* **Requirement**: Copy word for word the lines of the records from the one containing "3, 452, 22]" through the one containing "2, 569, 24]", with both of those lines included.

Region listings for elements

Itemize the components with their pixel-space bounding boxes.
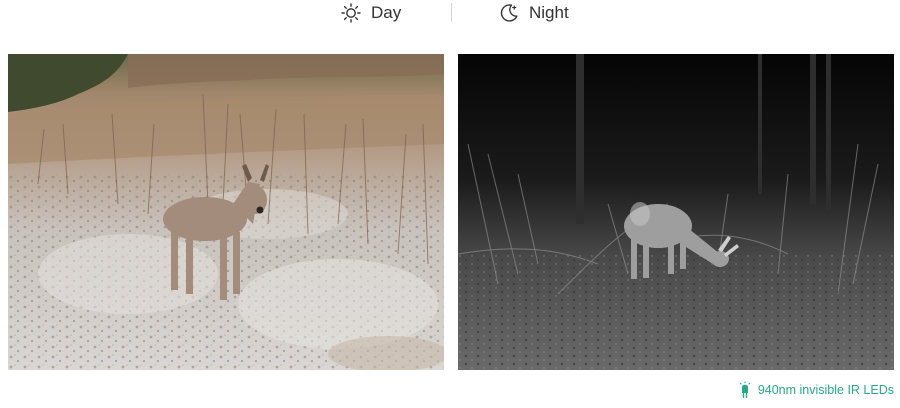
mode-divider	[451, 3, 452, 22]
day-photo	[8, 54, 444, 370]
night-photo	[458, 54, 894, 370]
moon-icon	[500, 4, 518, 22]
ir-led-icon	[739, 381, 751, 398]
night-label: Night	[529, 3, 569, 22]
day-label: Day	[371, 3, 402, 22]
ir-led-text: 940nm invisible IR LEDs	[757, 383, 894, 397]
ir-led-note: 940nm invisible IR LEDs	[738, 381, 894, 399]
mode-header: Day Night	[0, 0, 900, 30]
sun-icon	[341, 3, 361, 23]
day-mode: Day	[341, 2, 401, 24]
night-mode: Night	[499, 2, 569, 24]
...
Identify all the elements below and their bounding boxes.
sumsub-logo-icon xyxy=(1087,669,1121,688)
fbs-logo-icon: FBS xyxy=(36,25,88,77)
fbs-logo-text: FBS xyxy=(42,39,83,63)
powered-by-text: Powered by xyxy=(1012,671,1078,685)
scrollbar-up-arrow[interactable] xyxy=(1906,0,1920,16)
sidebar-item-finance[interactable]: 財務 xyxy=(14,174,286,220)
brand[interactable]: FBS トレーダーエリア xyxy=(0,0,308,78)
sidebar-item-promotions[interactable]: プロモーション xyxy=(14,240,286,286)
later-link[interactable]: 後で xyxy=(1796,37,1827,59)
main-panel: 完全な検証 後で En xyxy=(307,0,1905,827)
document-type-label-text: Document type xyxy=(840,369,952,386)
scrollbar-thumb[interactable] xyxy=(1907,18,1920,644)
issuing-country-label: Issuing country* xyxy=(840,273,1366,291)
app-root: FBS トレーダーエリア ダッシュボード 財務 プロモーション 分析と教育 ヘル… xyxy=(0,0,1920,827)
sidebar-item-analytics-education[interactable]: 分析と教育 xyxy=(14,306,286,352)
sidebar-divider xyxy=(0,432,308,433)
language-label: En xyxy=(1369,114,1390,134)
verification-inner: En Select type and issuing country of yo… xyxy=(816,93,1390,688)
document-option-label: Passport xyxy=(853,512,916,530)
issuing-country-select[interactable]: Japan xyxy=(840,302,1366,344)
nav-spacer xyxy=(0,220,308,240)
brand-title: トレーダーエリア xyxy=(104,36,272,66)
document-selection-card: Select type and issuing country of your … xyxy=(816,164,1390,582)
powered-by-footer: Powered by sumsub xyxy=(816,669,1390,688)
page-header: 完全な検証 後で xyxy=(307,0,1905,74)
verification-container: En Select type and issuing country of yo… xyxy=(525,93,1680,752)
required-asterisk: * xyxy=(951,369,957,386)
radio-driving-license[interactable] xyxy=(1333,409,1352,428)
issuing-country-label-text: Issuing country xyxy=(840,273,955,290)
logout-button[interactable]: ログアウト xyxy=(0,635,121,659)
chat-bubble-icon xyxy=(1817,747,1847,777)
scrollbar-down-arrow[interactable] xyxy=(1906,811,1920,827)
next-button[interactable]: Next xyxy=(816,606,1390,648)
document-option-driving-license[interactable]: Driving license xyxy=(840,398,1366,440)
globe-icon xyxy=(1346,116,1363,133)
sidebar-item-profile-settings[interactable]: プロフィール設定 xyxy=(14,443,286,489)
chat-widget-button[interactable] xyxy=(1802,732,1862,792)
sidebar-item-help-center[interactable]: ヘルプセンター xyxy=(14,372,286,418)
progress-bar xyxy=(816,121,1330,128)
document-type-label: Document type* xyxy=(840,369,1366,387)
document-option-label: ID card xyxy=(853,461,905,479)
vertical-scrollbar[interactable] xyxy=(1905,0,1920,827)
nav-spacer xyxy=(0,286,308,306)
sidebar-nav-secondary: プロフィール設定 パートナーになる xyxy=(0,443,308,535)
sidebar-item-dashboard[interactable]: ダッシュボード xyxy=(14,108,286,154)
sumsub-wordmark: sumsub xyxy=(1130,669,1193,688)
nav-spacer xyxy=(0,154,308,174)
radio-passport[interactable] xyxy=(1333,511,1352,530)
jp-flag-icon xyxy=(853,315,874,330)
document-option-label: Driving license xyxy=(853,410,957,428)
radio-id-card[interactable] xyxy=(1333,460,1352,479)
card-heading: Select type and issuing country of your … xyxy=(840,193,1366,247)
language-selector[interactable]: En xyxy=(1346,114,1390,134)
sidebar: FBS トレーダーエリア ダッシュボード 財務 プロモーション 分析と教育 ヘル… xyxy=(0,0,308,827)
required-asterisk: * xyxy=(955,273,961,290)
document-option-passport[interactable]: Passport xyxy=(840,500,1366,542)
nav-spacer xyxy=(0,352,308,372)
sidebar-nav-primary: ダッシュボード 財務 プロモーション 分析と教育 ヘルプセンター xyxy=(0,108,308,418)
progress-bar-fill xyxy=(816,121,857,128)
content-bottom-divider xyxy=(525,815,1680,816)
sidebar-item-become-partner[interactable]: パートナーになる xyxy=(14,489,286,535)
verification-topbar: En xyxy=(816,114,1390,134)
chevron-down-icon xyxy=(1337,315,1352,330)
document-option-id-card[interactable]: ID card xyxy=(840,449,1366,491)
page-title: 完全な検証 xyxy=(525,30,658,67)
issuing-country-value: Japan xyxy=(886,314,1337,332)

* **Result of this exercise**:
mode-divider	[451, 3, 452, 22]
day-photo	[8, 54, 444, 370]
night-photo	[458, 54, 894, 370]
moon-icon	[500, 4, 518, 22]
ir-led-icon	[739, 381, 751, 398]
night-label: Night	[529, 3, 569, 22]
day-label: Day	[371, 3, 402, 22]
ir-led-text: 940nm invisible IR LEDs	[757, 383, 894, 397]
ir-led-note: 940nm invisible IR LEDs	[738, 381, 894, 399]
mode-header: Day Night	[0, 0, 900, 30]
sun-icon	[341, 3, 361, 23]
day-mode: Day	[341, 2, 401, 24]
night-mode: Night	[499, 2, 569, 24]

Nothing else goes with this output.